-- Aim --
Give the number of lines in the data that hold the word "ffffff", and nothing else.
######
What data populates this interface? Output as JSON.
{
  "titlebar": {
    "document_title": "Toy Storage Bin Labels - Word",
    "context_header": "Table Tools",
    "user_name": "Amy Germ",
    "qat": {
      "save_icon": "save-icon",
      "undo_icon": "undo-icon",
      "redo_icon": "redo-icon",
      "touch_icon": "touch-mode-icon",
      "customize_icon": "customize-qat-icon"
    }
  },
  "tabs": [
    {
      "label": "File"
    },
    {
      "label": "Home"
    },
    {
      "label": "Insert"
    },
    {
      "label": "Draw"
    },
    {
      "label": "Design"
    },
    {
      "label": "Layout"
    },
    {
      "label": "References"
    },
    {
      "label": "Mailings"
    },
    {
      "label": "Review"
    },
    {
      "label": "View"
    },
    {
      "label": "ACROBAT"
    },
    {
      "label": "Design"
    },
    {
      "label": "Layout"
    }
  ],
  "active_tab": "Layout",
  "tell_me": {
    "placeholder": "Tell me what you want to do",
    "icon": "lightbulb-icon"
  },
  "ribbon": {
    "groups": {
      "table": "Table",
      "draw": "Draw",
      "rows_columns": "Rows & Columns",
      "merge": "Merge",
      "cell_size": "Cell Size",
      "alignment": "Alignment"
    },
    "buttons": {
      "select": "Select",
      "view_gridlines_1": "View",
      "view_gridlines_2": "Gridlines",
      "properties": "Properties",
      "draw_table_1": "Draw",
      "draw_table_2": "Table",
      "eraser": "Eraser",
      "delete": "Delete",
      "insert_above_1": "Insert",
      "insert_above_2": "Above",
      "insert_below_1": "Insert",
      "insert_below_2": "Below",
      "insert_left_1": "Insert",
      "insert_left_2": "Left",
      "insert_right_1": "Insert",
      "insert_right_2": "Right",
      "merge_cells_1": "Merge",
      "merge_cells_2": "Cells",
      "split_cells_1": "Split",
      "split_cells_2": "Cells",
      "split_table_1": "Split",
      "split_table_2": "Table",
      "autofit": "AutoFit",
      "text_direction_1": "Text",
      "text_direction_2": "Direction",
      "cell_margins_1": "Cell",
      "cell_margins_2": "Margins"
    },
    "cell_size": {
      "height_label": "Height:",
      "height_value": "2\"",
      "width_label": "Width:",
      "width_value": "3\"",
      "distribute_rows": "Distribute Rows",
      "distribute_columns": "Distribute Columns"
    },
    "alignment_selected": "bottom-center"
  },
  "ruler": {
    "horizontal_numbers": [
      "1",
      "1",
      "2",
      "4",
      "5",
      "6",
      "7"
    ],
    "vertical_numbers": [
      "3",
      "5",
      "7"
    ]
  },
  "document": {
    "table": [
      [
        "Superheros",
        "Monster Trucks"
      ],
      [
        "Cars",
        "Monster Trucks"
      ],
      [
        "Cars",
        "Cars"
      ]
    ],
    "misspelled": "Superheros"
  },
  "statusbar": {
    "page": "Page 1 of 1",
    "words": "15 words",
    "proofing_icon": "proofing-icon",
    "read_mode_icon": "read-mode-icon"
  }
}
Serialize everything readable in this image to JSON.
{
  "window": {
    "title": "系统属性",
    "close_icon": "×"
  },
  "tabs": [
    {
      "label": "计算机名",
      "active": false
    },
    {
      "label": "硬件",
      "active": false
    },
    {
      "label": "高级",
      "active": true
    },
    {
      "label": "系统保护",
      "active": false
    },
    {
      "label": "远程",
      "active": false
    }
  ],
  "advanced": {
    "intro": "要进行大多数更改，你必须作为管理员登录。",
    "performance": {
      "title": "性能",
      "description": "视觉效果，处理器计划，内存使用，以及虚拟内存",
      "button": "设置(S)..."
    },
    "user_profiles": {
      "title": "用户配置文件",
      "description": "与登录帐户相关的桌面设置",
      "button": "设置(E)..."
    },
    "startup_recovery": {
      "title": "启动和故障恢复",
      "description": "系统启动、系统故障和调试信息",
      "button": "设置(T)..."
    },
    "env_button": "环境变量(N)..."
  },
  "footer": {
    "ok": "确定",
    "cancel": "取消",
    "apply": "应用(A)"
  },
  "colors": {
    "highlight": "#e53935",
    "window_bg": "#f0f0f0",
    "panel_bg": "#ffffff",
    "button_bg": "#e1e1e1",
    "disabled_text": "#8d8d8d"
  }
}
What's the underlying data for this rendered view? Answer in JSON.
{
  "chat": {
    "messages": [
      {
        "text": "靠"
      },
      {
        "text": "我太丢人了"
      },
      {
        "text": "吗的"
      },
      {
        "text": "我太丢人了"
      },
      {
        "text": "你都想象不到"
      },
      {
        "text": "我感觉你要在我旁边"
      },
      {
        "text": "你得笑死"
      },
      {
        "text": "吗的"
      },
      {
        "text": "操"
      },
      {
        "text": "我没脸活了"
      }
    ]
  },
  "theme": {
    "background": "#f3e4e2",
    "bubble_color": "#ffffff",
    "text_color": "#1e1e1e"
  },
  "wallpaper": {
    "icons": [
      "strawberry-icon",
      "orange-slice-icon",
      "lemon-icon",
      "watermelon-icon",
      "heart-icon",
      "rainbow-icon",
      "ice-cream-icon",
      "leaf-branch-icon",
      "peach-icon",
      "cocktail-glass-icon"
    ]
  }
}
######
-- Written solution --
2